SET TASK:
Output all the entries word for word. Omit the pictures.
** START DATASET CONTENT **
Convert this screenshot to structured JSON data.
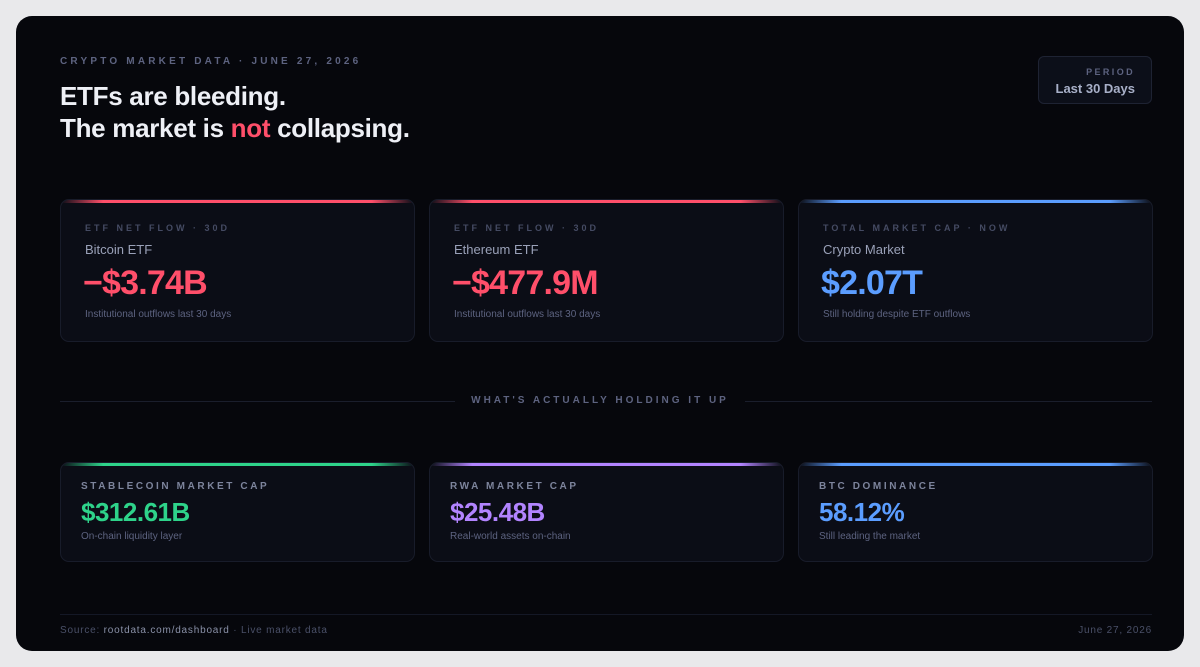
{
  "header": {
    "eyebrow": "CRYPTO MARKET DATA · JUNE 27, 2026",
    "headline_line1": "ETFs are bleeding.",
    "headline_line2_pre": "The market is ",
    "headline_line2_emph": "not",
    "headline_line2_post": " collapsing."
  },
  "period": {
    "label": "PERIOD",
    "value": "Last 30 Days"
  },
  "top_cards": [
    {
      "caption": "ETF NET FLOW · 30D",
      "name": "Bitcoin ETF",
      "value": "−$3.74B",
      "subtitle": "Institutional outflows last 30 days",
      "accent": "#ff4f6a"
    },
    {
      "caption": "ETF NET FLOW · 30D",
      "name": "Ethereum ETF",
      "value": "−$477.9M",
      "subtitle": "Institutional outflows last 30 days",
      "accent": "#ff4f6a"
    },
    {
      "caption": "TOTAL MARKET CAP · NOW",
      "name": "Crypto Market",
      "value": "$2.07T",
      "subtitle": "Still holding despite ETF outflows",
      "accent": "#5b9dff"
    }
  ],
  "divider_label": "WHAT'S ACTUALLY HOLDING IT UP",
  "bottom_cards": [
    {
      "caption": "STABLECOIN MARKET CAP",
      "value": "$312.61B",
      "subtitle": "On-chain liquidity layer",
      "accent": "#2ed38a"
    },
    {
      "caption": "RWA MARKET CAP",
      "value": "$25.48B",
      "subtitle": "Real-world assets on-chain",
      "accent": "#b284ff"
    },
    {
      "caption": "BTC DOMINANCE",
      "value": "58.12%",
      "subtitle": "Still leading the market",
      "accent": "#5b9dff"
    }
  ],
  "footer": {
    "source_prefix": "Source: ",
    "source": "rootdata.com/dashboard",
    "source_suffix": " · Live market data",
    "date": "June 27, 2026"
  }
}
** END DATASET CONTENT **
COMPLETE OUTPUT:
Convert this screenshot to structured JSON data.
{
  "header": {
    "eyebrow": "CRYPTO MARKET DATA · JUNE 27, 2026",
    "headline_line1": "ETFs are bleeding.",
    "headline_line2_pre": "The market is ",
    "headline_line2_emph": "not",
    "headline_line2_post": " collapsing."
  },
  "period": {
    "label": "PERIOD",
    "value": "Last 30 Days"
  },
  "top_cards": [
    {
      "caption": "ETF NET FLOW · 30D",
      "name": "Bitcoin ETF",
      "value": "−$3.74B",
      "subtitle": "Institutional outflows last 30 days",
      "accent": "#ff4f6a"
    },
    {
      "caption": "ETF NET FLOW · 30D",
      "name": "Ethereum ETF",
      "value": "−$477.9M",
      "subtitle": "Institutional outflows last 30 days",
      "accent": "#ff4f6a"
    },
    {
      "caption": "TOTAL MARKET CAP · NOW",
      "name": "Crypto Market",
      "value": "$2.07T",
      "subtitle": "Still holding despite ETF outflows",
      "accent": "#5b9dff"
    }
  ],
  "divider_label": "WHAT'S ACTUALLY HOLDING IT UP",
  "bottom_cards": [
    {
      "caption": "STABLECOIN MARKET CAP",
      "value": "$312.61B",
      "subtitle": "On-chain liquidity layer",
      "accent": "#2ed38a"
    },
    {
      "caption": "RWA MARKET CAP",
      "value": "$25.48B",
      "subtitle": "Real-world assets on-chain",
      "accent": "#b284ff"
    },
    {
      "caption": "BTC DOMINANCE",
      "value": "58.12%",
      "subtitle": "Still leading the market",
      "accent": "#5b9dff"
    }
  ],
  "footer": {
    "source_prefix": "Source: ",
    "source": "rootdata.com/dashboard",
    "source_suffix": " · Live market data",
    "date": "June 27, 2026"
  }
}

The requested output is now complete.